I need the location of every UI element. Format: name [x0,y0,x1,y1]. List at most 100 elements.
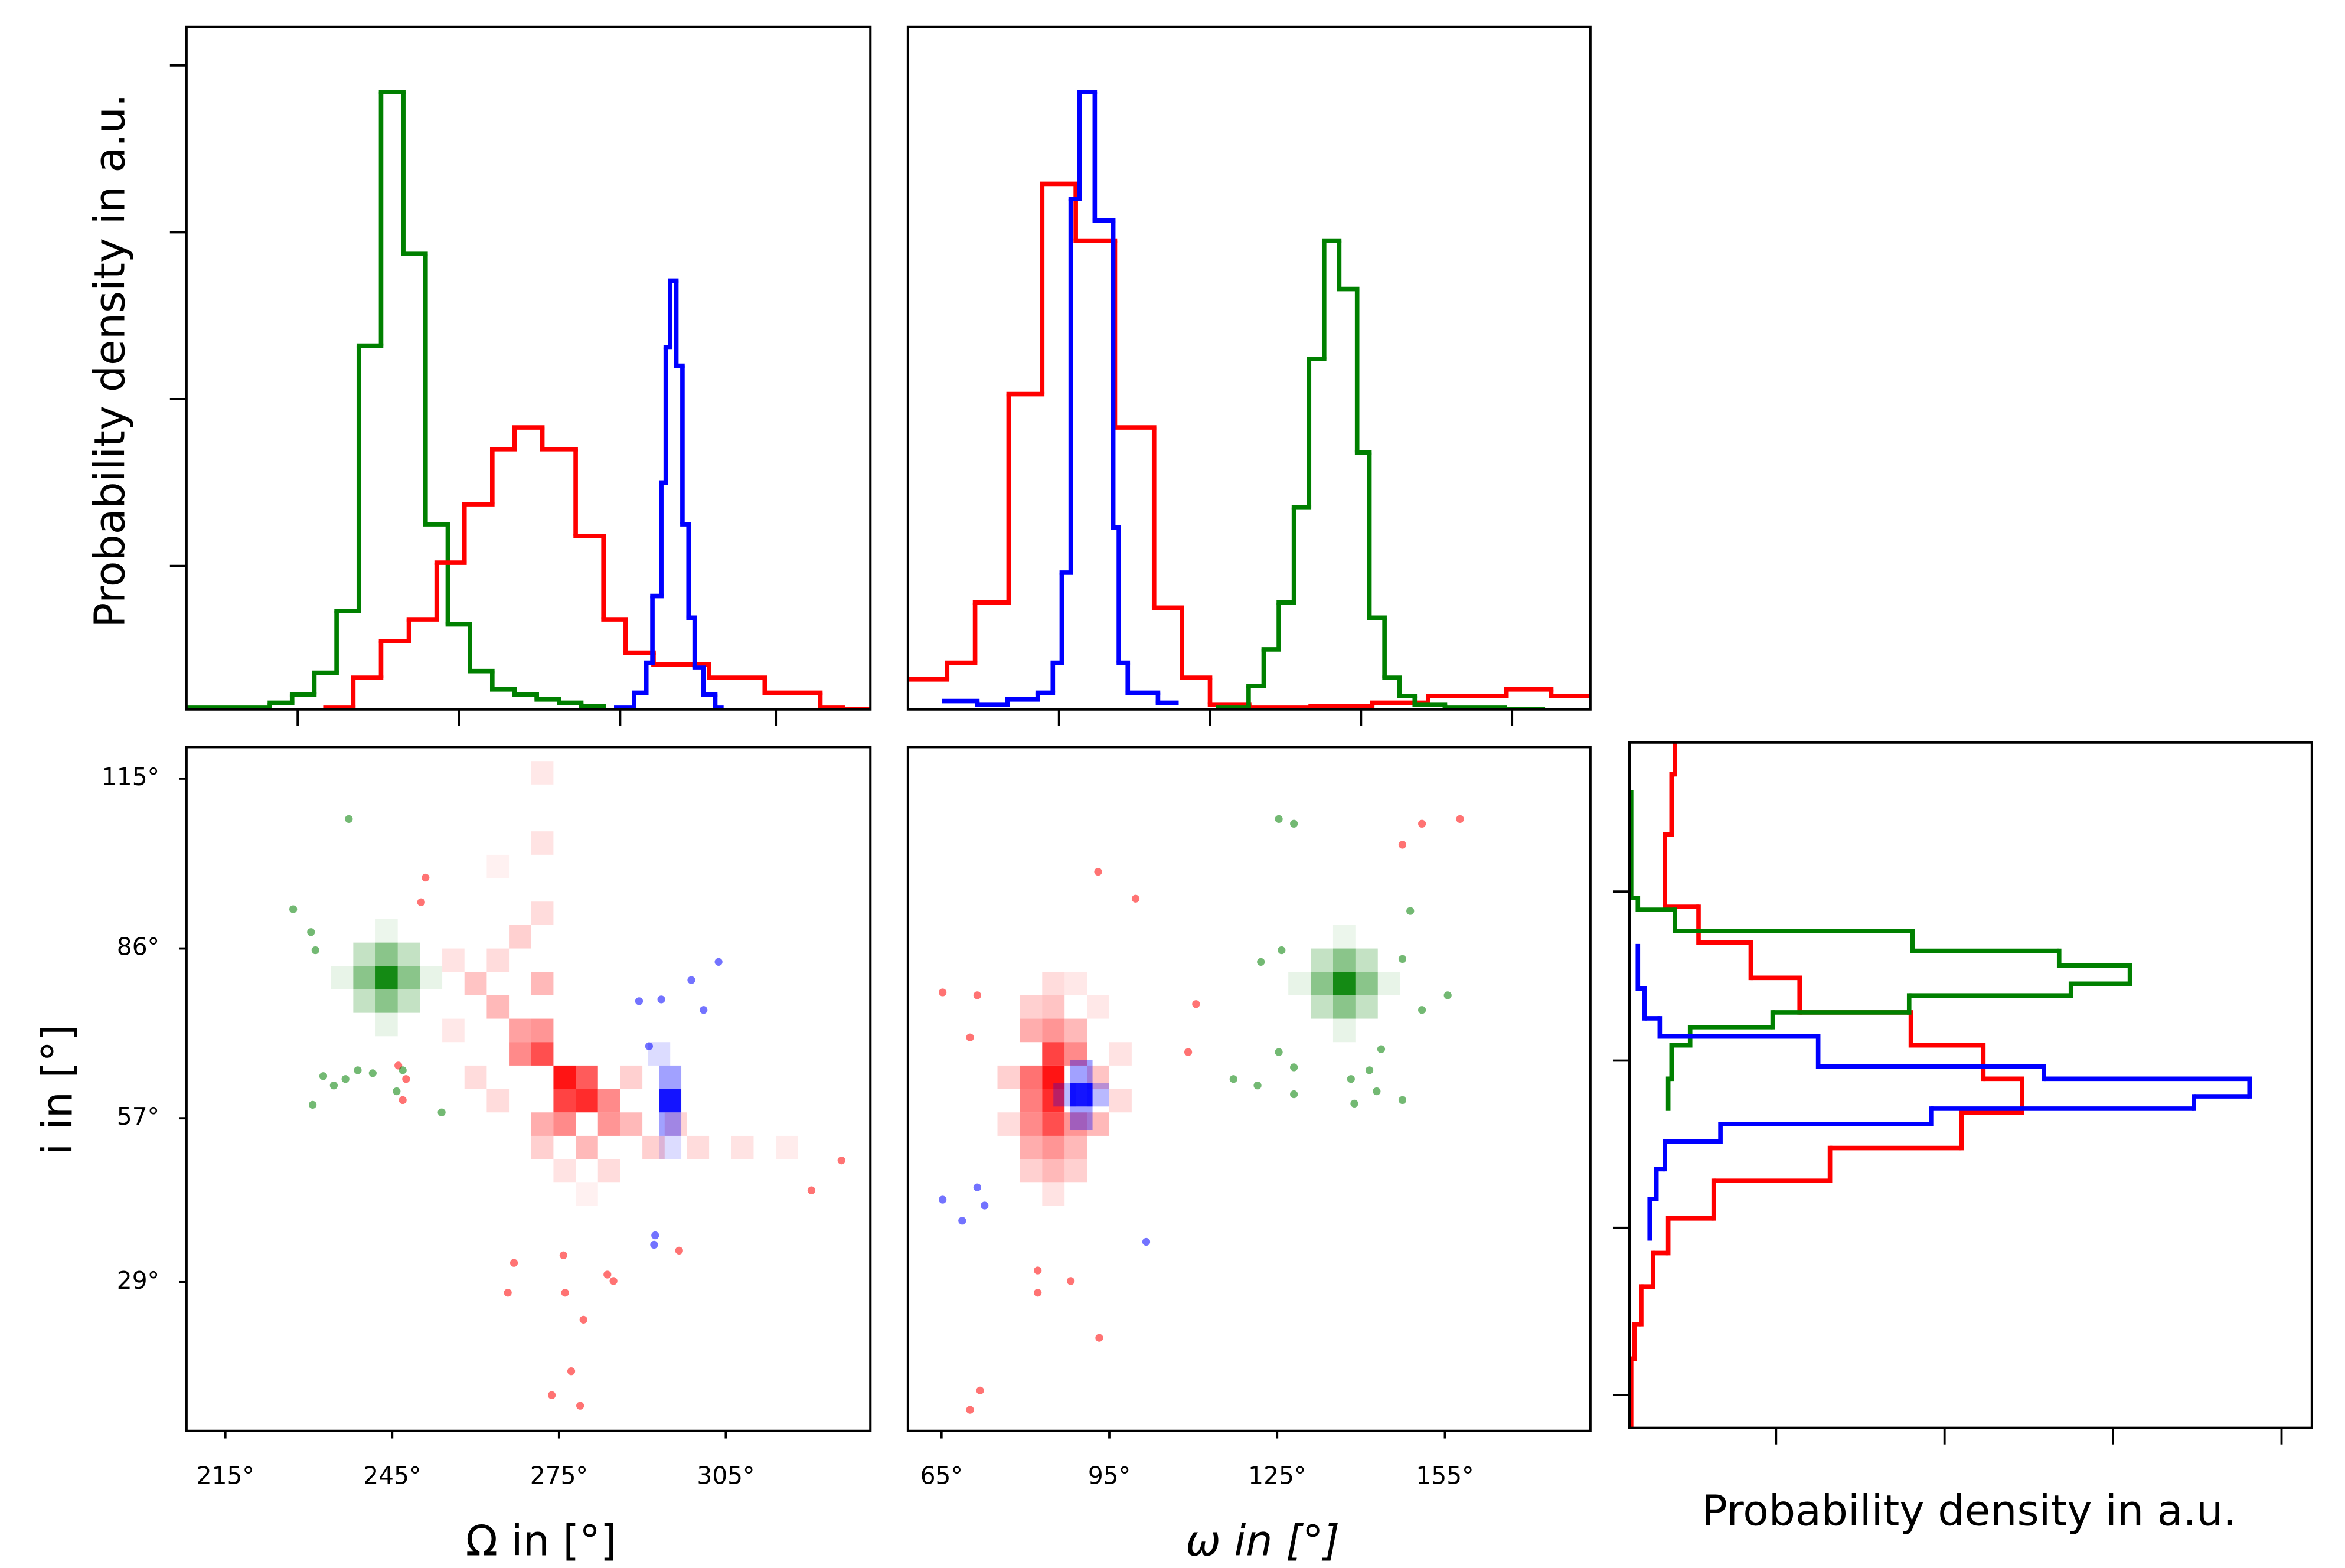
density-cell [1109,1042,1132,1066]
density-cell [1042,1135,1065,1159]
scatter-point [973,991,982,999]
density-cell [1355,948,1378,972]
density-cell [1332,948,1356,972]
density-cell [1020,1135,1043,1159]
scatter-point [1229,1075,1237,1083]
density-cell [553,1089,576,1113]
scatter-point [1095,1334,1103,1342]
density-cell [1087,1083,1109,1107]
density-cell [1355,972,1378,995]
scatter-point [1275,1048,1283,1056]
scatter-point [1257,958,1265,966]
density-cell [553,1159,576,1183]
panel [907,90,1590,710]
density-cell [531,761,554,785]
scatter-point [1347,1075,1355,1083]
scatter-point [837,1156,845,1165]
scatter-point [603,1270,612,1279]
scatter-point [1066,1277,1075,1285]
density-cell [659,1135,682,1159]
density-cell [620,1065,643,1089]
scatter-point [417,898,425,906]
scatter-point [1373,1087,1381,1096]
density-cell [375,966,398,989]
scatter-point [1034,1289,1042,1297]
density-cell [397,989,420,1013]
density-cell [576,1065,598,1089]
density-cell [664,1112,687,1136]
scatter-point [1142,1237,1151,1246]
y-axis-label: i in [°] [32,1024,81,1155]
scatter-point [939,988,947,997]
scatter-point [345,815,353,823]
density-cell [442,948,465,972]
scatter-point [1094,868,1102,876]
density-cell [1020,995,1043,1019]
density-cell [1288,972,1311,995]
scatter-point [341,1075,350,1083]
scatter-point [576,1402,584,1410]
density-cell [1042,1065,1065,1089]
density-cell [1064,1018,1087,1043]
density-cell [1377,972,1400,995]
y-tick-label: 57° [117,1102,159,1131]
scatter-point [307,928,315,936]
density-cell [1020,1018,1043,1043]
density-cell [1332,1018,1356,1043]
scatter-point [1034,1266,1042,1275]
panel [289,761,845,1410]
scatter-point [422,873,430,882]
scatter-point [437,1108,446,1116]
panel-frame [906,25,1592,711]
density-cell [642,1135,665,1159]
density-cell [1109,1089,1132,1113]
scatter-point [510,1259,518,1267]
scatter-point [1418,819,1426,828]
scatter-point [609,1277,618,1285]
y-tick-label: 115° [102,763,159,791]
scatter-point [1418,1006,1426,1014]
scatter-point [399,1066,407,1074]
x-tick-label: 245° [363,1462,421,1490]
scatter-point [1398,1096,1407,1105]
scatter-point [976,1386,984,1394]
scatter-point [1184,1048,1193,1056]
scatter-point [1290,819,1298,828]
scatter-point [1253,1082,1262,1090]
density-cell [576,1182,598,1206]
scatter-point [567,1367,576,1376]
density-cell [353,942,376,966]
density-cell [531,901,554,925]
scatter-point [981,1201,989,1210]
scatter-point [547,1391,556,1399]
scatter-point [650,1240,658,1249]
density-cell [1087,1112,1109,1136]
density-cell [597,1112,620,1136]
scatter-point [561,1289,569,1297]
density-cell [464,972,487,995]
panel-frame [185,746,872,1432]
scatter-point [939,1195,947,1204]
y-tick-label: 86° [117,933,159,961]
density-cell [509,1042,531,1066]
density-cell [397,966,420,989]
scatter-point [1456,815,1464,823]
scatter-point [966,1406,974,1414]
density-cell [509,1018,531,1043]
density-cell [1020,1089,1043,1113]
density-cell [1332,972,1356,995]
density-cell [1042,1018,1065,1043]
density-cell [553,1065,576,1089]
scatter-point [393,1087,401,1096]
density-cell [1042,1042,1065,1066]
density-cell [1042,995,1065,1019]
scatter-point [308,1100,317,1109]
density-cell [1332,925,1356,949]
density-cell [659,1089,682,1113]
density-cell [1064,1112,1087,1136]
scatter-point [1278,946,1286,955]
density-cell [1042,1159,1065,1183]
scatter-point [1377,1045,1386,1053]
scatter-point [1443,991,1452,999]
density-cell [353,966,376,989]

___

Exercise ▸ Rewrite every entry above with each occurrence of "scatter-point" changed to "data-point" and nothing else altered. Omit the pictures.

Solution to this exercise ▸
I need the location of every UI element. Format: name [x0,y0,x1,y1]. List at most 100 elements.
density-cell [1109,1042,1132,1066]
density-cell [1042,1135,1065,1159]
data-point [973,991,982,999]
density-cell [1355,948,1378,972]
density-cell [1332,948,1356,972]
density-cell [1020,1135,1043,1159]
data-point [1229,1075,1237,1083]
density-cell [553,1089,576,1113]
data-point [1095,1334,1103,1342]
density-cell [1087,1083,1109,1107]
density-cell [1355,972,1378,995]
data-point [1275,1048,1283,1056]
data-point [1257,958,1265,966]
density-cell [553,1159,576,1183]
panel [907,90,1590,710]
density-cell [531,761,554,785]
data-point [1347,1075,1355,1083]
data-point [837,1156,845,1165]
data-point [603,1270,612,1279]
data-point [1066,1277,1075,1285]
density-cell [659,1135,682,1159]
density-cell [620,1065,643,1089]
data-point [417,898,425,906]
data-point [1373,1087,1381,1096]
density-cell [375,966,398,989]
data-point [1034,1289,1042,1297]
density-cell [397,989,420,1013]
density-cell [576,1065,598,1089]
density-cell [664,1112,687,1136]
data-point [1142,1237,1151,1246]
y-axis-label: i in [°] [32,1024,81,1155]
data-point [939,988,947,997]
data-point [345,815,353,823]
density-cell [442,948,465,972]
data-point [1094,868,1102,876]
density-cell [1020,995,1043,1019]
density-cell [1288,972,1311,995]
data-point [341,1075,350,1083]
data-point [576,1402,584,1410]
density-cell [1042,1065,1065,1089]
density-cell [1064,1018,1087,1043]
density-cell [1377,972,1400,995]
y-tick-label: 57° [117,1102,159,1131]
data-point [307,928,315,936]
density-cell [1020,1018,1043,1043]
density-cell [1332,1018,1356,1043]
data-point [1034,1266,1042,1275]
panel [289,761,845,1410]
data-point [422,873,430,882]
data-point [437,1108,446,1116]
panel-frame [906,25,1592,711]
density-cell [642,1135,665,1159]
density-cell [1109,1089,1132,1113]
data-point [510,1259,518,1267]
data-point [1418,819,1426,828]
data-point [609,1277,618,1285]
y-tick-label: 115° [102,763,159,791]
data-point [1418,1006,1426,1014]
data-point [399,1066,407,1074]
x-tick-label: 245° [363,1462,421,1490]
data-point [1398,1096,1407,1105]
data-point [976,1386,984,1394]
data-point [1184,1048,1193,1056]
data-point [1290,819,1298,828]
data-point [1253,1082,1262,1090]
density-cell [576,1182,598,1206]
data-point [567,1367,576,1376]
density-cell [353,942,376,966]
density-cell [531,901,554,925]
data-point [981,1201,989,1210]
data-point [547,1391,556,1399]
data-point [650,1240,658,1249]
density-cell [1087,1112,1109,1136]
density-cell [597,1112,620,1136]
data-point [561,1289,569,1297]
density-cell [464,972,487,995]
panel-frame [185,746,872,1432]
data-point [939,1195,947,1204]
y-tick-label: 86° [117,933,159,961]
density-cell [509,1042,531,1066]
density-cell [397,966,420,989]
data-point [1456,815,1464,823]
data-point [966,1406,974,1414]
density-cell [509,1018,531,1043]
density-cell [1020,1089,1043,1113]
density-cell [1332,972,1356,995]
density-cell [1042,1018,1065,1043]
density-cell [553,1065,576,1089]
data-point [393,1087,401,1096]
density-cell [1042,1042,1065,1066]
density-cell [1042,995,1065,1019]
data-point [308,1100,317,1109]
density-cell [1332,925,1356,949]
density-cell [659,1089,682,1113]
density-cell [1064,1112,1087,1136]
data-point [1278,946,1286,955]
density-cell [1042,1159,1065,1183]
data-point [1377,1045,1386,1053]
data-point [1443,991,1452,999]
density-cell [353,966,376,989]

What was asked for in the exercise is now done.